▶ [WHAT IS BEING ASKED] Here are some records; return them all exactly.

▶ [EXERCISE INPUT]
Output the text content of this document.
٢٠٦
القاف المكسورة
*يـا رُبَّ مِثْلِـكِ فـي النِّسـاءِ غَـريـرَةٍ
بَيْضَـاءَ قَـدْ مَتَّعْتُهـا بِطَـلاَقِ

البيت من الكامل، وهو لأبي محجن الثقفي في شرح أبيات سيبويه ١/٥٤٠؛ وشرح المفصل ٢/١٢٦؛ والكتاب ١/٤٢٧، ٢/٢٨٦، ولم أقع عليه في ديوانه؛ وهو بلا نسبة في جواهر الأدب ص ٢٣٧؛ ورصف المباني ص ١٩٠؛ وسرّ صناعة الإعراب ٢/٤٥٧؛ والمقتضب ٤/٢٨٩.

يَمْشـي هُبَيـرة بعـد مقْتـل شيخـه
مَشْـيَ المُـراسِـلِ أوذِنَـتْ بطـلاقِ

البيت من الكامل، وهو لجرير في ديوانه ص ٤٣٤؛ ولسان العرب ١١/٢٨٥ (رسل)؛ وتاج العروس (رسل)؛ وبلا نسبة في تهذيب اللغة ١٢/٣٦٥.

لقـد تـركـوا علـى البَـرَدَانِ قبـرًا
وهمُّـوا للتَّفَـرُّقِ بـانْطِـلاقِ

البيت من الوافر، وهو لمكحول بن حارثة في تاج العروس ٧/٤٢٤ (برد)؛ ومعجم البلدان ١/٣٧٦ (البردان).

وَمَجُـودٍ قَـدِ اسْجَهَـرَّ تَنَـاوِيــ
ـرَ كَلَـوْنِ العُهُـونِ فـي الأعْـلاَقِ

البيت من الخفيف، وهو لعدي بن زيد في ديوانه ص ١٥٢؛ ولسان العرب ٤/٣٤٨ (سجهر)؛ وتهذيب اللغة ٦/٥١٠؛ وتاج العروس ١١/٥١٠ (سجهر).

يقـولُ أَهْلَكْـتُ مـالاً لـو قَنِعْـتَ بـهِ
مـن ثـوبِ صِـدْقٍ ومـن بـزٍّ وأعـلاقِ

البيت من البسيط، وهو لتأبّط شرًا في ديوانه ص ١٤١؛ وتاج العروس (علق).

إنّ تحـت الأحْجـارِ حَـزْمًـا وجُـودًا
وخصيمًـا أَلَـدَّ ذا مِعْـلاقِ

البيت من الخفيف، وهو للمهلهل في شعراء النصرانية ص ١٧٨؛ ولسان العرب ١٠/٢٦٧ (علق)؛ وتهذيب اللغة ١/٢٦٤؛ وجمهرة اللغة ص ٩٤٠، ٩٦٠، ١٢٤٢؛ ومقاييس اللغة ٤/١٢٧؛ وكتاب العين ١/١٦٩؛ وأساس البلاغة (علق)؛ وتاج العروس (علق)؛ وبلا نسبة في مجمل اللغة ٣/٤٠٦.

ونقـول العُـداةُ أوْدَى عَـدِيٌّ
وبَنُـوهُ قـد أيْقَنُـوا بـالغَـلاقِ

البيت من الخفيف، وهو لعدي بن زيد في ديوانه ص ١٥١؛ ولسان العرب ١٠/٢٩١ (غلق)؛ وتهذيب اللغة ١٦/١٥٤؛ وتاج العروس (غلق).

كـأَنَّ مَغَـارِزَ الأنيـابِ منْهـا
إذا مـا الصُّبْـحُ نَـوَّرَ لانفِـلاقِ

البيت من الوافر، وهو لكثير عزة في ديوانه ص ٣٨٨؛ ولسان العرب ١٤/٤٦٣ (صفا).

▶ [THE COMPLETED TASK]
Output the text content of this document.
٢٠٦
القاف المكسورة
*يـا رُبَّ مِثْلِـكِ فـي النِّسـاءِ غَـريـرَةٍ
بَيْضَـاءَ قَـدْ مَتَّعْتُهـا بِطَـلاَقِ

البيت من الكامل، وهو لأبي محجن الثقفي في شرح أبيات سيبويه ١/٥٤٠؛ وشرح المفصل ٢/١٢٦؛ والكتاب ١/٤٢٧، ٢/٢٨٦، ولم أقع عليه في ديوانه؛ وهو بلا نسبة في جواهر الأدب ص ٢٣٧؛ ورصف المباني ص ١٩٠؛ وسرّ صناعة الإعراب ٢/٤٥٧؛ والمقتضب ٤/٢٨٩.

يَمْشـي هُبَيـرة بعـد مقْتـل شيخـه
مَشْـيَ المُـراسِـلِ أوذِنَـتْ بطـلاقِ

البيت من الكامل، وهو لجرير في ديوانه ص ٤٣٤؛ ولسان العرب ١١/٢٨٥ (رسل)؛ وتاج العروس (رسل)؛ وبلا نسبة في تهذيب اللغة ١٢/٣٦٥.

لقـد تـركـوا علـى البَـرَدَانِ قبـرًا
وهمُّـوا للتَّفَـرُّقِ بـانْطِـلاقِ

البيت من الوافر، وهو لمكحول بن حارثة في تاج العروس ٧/٤٢٤ (برد)؛ ومعجم البلدان ١/٣٧٦ (البردان).

وَمَجُـودٍ قَـدِ اسْجَهَـرَّ تَنَـاوِيــ
ـرَ كَلَـوْنِ العُهُـونِ فـي الأعْـلاَقِ

البيت من الخفيف، وهو لعدي بن زيد في ديوانه ص ١٥٢؛ ولسان العرب ٤/٣٤٨ (سجهر)؛ وتهذيب اللغة ٦/٥١٠؛ وتاج العروس ١١/٥١٠ (سجهر).

يقـولُ أَهْلَكْـتُ مـالاً لـو قَنِعْـتَ بـهِ
مـن ثـوبِ صِـدْقٍ ومـن بـزٍّ وأعـلاقِ

البيت من البسيط، وهو لتأبّط شرًا في ديوانه ص ١٤١؛ وتاج العروس (علق).

إنّ تحـت الأحْجـارِ حَـزْمًـا وجُـودًا
وخصيمًـا أَلَـدَّ ذا مِعْـلاقِ

البيت من الخفيف، وهو للمهلهل في شعراء النصرانية ص ١٧٨؛ ولسان العرب ١٠/٢٦٧ (علق)؛ وتهذيب اللغة ١/٢٦٤؛ وجمهرة اللغة ص ٩٤٠، ٩٦٠، ١٢٤٢؛ ومقاييس اللغة ٤/١٢٧؛ وكتاب العين ١/١٦٩؛ وأساس البلاغة (علق)؛ وتاج العروس (علق)؛ وبلا نسبة في مجمل اللغة ٣/٤٠٦.

ونقـول العُـداةُ أوْدَى عَـدِيٌّ
وبَنُـوهُ قـد أيْقَنُـوا بـالغَـلاقِ

البيت من الخفيف، وهو لعدي بن زيد في ديوانه ص ١٥١؛ ولسان العرب ١٠/٢٩١ (غلق)؛ وتهذيب اللغة ١٦/١٥٤؛ وتاج العروس (غلق).

كـأَنَّ مَغَـارِزَ الأنيـابِ منْهـا
إذا مـا الصُّبْـحُ نَـوَّرَ لانفِـلاقِ

البيت من الوافر، وهو لكثير عزة في ديوانه ص ٣٨٨؛ ولسان العرب ١٤/٤٦٣ (صفا).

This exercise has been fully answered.